Instructions to follow
Write out the material exactly as it stands, from its first line up to and including the line that contains "field-dot: [376, 817, 379, 820]".

Exercise materials
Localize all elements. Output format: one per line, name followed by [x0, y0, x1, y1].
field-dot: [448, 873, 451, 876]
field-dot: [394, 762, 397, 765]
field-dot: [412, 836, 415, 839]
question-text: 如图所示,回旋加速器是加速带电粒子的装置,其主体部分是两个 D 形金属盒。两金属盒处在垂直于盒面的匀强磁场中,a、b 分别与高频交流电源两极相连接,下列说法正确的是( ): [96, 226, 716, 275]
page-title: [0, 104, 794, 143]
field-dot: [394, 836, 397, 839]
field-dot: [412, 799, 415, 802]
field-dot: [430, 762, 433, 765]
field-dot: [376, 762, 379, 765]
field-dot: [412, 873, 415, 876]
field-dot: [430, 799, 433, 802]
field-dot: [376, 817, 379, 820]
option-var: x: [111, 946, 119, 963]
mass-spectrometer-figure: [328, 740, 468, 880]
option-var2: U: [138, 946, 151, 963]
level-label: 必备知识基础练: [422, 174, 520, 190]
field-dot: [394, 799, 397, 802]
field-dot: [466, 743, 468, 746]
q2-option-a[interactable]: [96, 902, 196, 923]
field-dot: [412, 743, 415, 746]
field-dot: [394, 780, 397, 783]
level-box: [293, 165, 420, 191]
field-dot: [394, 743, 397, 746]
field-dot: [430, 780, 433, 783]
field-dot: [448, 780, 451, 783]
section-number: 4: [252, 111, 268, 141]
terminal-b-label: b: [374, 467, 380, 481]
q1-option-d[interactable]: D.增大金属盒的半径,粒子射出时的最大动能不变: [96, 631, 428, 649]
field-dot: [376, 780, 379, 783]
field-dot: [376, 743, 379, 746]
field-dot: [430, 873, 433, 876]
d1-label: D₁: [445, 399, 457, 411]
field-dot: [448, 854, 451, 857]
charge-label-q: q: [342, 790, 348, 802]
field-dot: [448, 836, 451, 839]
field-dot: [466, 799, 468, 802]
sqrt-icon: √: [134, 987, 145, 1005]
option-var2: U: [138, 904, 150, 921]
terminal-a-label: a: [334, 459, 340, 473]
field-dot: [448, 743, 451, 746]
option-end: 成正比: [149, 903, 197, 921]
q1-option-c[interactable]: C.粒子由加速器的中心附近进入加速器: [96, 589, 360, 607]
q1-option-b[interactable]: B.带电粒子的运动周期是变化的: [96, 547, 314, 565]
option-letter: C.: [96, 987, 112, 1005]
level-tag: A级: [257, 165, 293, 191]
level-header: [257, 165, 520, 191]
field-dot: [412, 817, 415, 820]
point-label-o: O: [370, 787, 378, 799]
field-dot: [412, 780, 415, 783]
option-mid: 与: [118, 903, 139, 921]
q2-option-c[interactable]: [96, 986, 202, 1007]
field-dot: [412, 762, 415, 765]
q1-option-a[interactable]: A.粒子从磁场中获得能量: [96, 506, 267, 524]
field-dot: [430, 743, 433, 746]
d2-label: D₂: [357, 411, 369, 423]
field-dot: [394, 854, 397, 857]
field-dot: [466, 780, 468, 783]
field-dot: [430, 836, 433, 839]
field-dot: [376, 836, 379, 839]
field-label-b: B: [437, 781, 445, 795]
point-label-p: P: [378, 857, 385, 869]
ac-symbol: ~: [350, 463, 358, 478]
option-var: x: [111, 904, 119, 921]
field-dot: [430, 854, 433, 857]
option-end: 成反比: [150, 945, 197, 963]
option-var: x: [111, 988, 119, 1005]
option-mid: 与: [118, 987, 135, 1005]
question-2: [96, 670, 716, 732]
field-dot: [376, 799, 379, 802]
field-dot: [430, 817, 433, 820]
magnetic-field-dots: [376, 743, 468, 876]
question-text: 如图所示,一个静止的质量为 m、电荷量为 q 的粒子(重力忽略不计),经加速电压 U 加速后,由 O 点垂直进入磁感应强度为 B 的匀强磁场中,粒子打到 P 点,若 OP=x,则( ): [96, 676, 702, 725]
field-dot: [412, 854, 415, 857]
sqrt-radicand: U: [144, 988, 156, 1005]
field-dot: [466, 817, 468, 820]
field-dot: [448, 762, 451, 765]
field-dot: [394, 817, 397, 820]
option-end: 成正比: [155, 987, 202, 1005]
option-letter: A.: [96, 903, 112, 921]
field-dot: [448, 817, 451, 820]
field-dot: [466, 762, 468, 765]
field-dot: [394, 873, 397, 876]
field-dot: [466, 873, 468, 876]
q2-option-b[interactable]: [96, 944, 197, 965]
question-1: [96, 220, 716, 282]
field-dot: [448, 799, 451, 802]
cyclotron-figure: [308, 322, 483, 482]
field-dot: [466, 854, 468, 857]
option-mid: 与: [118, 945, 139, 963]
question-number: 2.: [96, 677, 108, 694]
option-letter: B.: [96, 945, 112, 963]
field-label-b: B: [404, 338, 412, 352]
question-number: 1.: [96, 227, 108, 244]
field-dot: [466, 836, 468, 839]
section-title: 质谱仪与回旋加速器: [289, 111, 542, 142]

Response to this task
Localize all elements. Output format: one per line, name followed by [x0, y0, x1, y1].
field-dot: [448, 873, 451, 876]
field-dot: [394, 762, 397, 765]
field-dot: [412, 836, 415, 839]
question-text: 如图所示,回旋加速器是加速带电粒子的装置,其主体部分是两个 D 形金属盒。两金属盒处在垂直于盒面的匀强磁场中,a、b 分别与高频交流电源两极相连接,下列说法正确的是( ): [96, 226, 716, 275]
page-title: [0, 104, 794, 143]
field-dot: [394, 836, 397, 839]
field-dot: [412, 799, 415, 802]
field-dot: [430, 762, 433, 765]
field-dot: [376, 762, 379, 765]
field-dot: [412, 873, 415, 876]
field-dot: [430, 799, 433, 802]
field-dot: [376, 817, 379, 820]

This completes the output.